▶ **Data shown**
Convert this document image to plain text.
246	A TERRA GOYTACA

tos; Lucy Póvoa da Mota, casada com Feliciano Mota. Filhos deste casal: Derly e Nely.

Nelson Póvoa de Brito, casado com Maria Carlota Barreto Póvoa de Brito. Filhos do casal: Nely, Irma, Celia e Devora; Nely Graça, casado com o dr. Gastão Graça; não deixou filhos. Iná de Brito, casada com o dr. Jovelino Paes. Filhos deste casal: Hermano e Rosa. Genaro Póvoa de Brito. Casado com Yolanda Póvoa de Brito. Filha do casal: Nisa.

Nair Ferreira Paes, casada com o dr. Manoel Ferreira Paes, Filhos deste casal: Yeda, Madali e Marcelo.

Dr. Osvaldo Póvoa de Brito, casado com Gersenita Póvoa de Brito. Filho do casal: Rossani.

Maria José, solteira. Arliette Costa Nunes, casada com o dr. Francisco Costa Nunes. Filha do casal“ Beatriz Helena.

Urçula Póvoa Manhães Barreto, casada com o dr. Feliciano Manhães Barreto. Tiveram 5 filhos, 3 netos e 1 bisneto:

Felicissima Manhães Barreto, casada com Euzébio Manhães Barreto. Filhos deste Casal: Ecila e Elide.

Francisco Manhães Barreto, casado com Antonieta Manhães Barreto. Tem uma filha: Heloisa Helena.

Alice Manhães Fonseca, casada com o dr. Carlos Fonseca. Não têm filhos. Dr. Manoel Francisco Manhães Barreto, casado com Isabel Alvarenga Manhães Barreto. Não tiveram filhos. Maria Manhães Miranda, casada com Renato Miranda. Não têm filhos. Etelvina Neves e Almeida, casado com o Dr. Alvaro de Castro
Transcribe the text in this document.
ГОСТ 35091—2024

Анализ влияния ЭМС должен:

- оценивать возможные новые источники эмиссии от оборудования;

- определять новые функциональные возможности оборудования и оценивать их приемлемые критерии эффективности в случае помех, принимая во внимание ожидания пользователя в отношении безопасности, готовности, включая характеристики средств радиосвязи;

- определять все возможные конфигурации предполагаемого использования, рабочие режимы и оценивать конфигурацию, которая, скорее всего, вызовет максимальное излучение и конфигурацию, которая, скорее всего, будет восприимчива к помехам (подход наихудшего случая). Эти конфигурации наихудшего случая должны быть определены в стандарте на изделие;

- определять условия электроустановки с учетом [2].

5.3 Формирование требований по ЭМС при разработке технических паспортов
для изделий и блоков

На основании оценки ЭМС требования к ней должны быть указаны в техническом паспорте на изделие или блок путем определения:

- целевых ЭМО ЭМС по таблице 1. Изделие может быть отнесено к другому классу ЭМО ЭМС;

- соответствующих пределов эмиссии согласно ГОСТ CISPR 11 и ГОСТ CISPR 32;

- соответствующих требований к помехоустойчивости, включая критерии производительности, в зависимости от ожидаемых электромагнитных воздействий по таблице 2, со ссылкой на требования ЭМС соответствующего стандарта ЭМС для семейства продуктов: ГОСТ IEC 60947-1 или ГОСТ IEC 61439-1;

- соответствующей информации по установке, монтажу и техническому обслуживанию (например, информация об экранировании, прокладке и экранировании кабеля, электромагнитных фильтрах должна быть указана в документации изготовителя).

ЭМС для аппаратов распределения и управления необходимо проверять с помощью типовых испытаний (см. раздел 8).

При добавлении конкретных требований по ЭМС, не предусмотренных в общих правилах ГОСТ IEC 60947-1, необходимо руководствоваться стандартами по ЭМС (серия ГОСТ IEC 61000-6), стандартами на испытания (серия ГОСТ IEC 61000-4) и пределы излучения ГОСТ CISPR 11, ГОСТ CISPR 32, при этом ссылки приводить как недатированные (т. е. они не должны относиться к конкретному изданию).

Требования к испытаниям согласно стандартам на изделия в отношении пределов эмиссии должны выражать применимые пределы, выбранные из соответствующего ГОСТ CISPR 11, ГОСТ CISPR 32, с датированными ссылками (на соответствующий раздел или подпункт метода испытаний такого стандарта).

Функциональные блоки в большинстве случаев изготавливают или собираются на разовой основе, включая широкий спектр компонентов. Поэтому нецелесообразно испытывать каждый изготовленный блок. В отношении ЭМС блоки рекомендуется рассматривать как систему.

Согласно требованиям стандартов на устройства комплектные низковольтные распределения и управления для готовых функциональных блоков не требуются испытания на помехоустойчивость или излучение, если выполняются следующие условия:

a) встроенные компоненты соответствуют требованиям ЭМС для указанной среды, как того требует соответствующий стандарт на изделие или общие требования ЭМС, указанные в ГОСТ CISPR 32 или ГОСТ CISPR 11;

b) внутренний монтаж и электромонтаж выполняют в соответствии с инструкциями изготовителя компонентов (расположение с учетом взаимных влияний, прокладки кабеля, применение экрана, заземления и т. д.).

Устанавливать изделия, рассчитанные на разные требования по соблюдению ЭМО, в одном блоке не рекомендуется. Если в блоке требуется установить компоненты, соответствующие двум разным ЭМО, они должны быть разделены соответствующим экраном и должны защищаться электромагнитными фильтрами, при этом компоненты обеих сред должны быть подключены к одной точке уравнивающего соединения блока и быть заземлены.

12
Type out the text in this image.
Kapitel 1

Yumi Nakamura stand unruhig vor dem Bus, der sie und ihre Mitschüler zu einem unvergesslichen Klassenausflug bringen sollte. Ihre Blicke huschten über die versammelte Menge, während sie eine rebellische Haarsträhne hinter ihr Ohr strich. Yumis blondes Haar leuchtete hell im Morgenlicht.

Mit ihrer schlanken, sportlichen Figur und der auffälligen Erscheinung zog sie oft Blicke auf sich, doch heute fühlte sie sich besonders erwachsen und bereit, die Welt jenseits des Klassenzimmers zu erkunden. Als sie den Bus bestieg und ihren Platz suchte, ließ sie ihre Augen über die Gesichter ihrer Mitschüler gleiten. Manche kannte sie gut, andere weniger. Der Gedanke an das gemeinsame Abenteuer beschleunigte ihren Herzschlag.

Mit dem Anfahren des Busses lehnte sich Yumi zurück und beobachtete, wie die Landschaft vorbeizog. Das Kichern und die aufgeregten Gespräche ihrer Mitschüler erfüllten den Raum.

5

▶ **Exercise task**
Type out the entries again, word for word.

▶ **Final answer**
Convert this document image to plain text.
246	A TERRA GOYTACA

tos; Lucy Póvoa da Mota, casada com Feliciano Mota. Filhos deste casal: Derly e Nely.

Nelson Póvoa de Brito, casado com Maria Carlota Barreto Póvoa de Brito. Filhos do casal: Nely, Irma, Celia e Devora; Nely Graça, casado com o dr. Gastão Graça; não deixou filhos. Iná de Brito, casada com o dr. Jovelino Paes. Filhos deste casal: Hermano e Rosa. Genaro Póvoa de Brito. Casado com Yolanda Póvoa de Brito. Filha do casal: Nisa.

Nair Ferreira Paes, casada com o dr. Manoel Ferreira Paes, Filhos deste casal: Yeda, Madali e Marcelo.

Dr. Osvaldo Póvoa de Brito, casado com Gersenita Póvoa de Brito. Filho do casal: Rossani.

Maria José, solteira. Arliette Costa Nunes, casada com o dr. Francisco Costa Nunes. Filha do casal“ Beatriz Helena.

Urçula Póvoa Manhães Barreto, casada com o dr. Feliciano Manhães Barreto. Tiveram 5 filhos, 3 netos e 1 bisneto:

Felicissima Manhães Barreto, casada com Euzébio Manhães Barreto. Filhos deste Casal: Ecila e Elide.

Francisco Manhães Barreto, casado com Antonieta Manhães Barreto. Tem uma filha: Heloisa Helena.

Alice Manhães Fonseca, casada com o dr. Carlos Fonseca. Não têm filhos. Dr. Manoel Francisco Manhães Barreto, casado com Isabel Alvarenga Manhães Barreto. Não tiveram filhos. Maria Manhães Miranda, casada com Renato Miranda. Não têm filhos. Etelvina Neves e Almeida, casado com o Dr. Alvaro de Castro
Transcribe the text in this document.
ГОСТ 35091—2024

Анализ влияния ЭМС должен:

- оценивать возможные новые источники эмиссии от оборудования;

- определять новые функциональные возможности оборудования и оценивать их приемлемые критерии эффективности в случае помех, принимая во внимание ожидания пользователя в отношении безопасности, готовности, включая характеристики средств радиосвязи;

- определять все возможные конфигурации предполагаемого использования, рабочие режимы и оценивать конфигурацию, которая, скорее всего, вызовет максимальное излучение и конфигурацию, которая, скорее всего, будет восприимчива к помехам (подход наихудшего случая). Эти конфигурации наихудшего случая должны быть определены в стандарте на изделие;

- определять условия электроустановки с учетом [2].

5.3 Формирование требований по ЭМС при разработке технических паспортов
для изделий и блоков

На основании оценки ЭМС требования к ней должны быть указаны в техническом паспорте на изделие или блок путем определения:

- целевых ЭМО ЭМС по таблице 1. Изделие может быть отнесено к другому классу ЭМО ЭМС;

- соответствующих пределов эмиссии согласно ГОСТ CISPR 11 и ГОСТ CISPR 32;

- соответствующих требований к помехоустойчивости, включая критерии производительности, в зависимости от ожидаемых электромагнитных воздействий по таблице 2, со ссылкой на требования ЭМС соответствующего стандарта ЭМС для семейства продуктов: ГОСТ IEC 60947-1 или ГОСТ IEC 61439-1;

- соответствующей информации по установке, монтажу и техническому обслуживанию (например, информация об экранировании, прокладке и экранировании кабеля, электромагнитных фильтрах должна быть указана в документации изготовителя).

ЭМС для аппаратов распределения и управления необходимо проверять с помощью типовых испытаний (см. раздел 8).

При добавлении конкретных требований по ЭМС, не предусмотренных в общих правилах ГОСТ IEC 60947-1, необходимо руководствоваться стандартами по ЭМС (серия ГОСТ IEC 61000-6), стандартами на испытания (серия ГОСТ IEC 61000-4) и пределы излучения ГОСТ CISPR 11, ГОСТ CISPR 32, при этом ссылки приводить как недатированные (т. е. они не должны относиться к конкретному изданию).

Требования к испытаниям согласно стандартам на изделия в отношении пределов эмиссии должны выражать применимые пределы, выбранные из соответствующего ГОСТ CISPR 11, ГОСТ CISPR 32, с датированными ссылками (на соответствующий раздел или подпункт метода испытаний такого стандарта).

Функциональные блоки в большинстве случаев изготавливают или собираются на разовой основе, включая широкий спектр компонентов. Поэтому нецелесообразно испытывать каждый изготовленный блок. В отношении ЭМС блоки рекомендуется рассматривать как систему.

Согласно требованиям стандартов на устройства комплектные низковольтные распределения и управления для готовых функциональных блоков не требуются испытания на помехоустойчивость или излучение, если выполняются следующие условия:

a) встроенные компоненты соответствуют требованиям ЭМС для указанной среды, как того требует соответствующий стандарт на изделие или общие требования ЭМС, указанные в ГОСТ CISPR 32 или ГОСТ CISPR 11;

b) внутренний монтаж и электромонтаж выполняют в соответствии с инструкциями изготовителя компонентов (расположение с учетом взаимных влияний, прокладки кабеля, применение экрана, заземления и т. д.).

Устанавливать изделия, рассчитанные на разные требования по соблюдению ЭМО, в одном блоке не рекомендуется. Если в блоке требуется установить компоненты, соответствующие двум разным ЭМО, они должны быть разделены соответствующим экраном и должны защищаться электромагнитными фильтрами, при этом компоненты обеих сред должны быть подключены к одной точке уравнивающего соединения блока и быть заземлены.

12
Type out the text in this image.
Kapitel 1

Yumi Nakamura stand unruhig vor dem Bus, der sie und ihre Mitschüler zu einem unvergesslichen Klassenausflug bringen sollte. Ihre Blicke huschten über die versammelte Menge, während sie eine rebellische Haarsträhne hinter ihr Ohr strich. Yumis blondes Haar leuchtete hell im Morgenlicht.

Mit ihrer schlanken, sportlichen Figur und der auffälligen Erscheinung zog sie oft Blicke auf sich, doch heute fühlte sie sich besonders erwachsen und bereit, die Welt jenseits des Klassenzimmers zu erkunden. Als sie den Bus bestieg und ihren Platz suchte, ließ sie ihre Augen über die Gesichter ihrer Mitschüler gleiten. Manche kannte sie gut, andere weniger. Der Gedanke an das gemeinsame Abenteuer beschleunigte ihren Herzschlag.

Mit dem Anfahren des Busses lehnte sich Yumi zurück und beobachtete, wie die Landschaft vorbeizog. Das Kichern und die aufgeregten Gespräche ihrer Mitschüler erfüllten den Raum.

5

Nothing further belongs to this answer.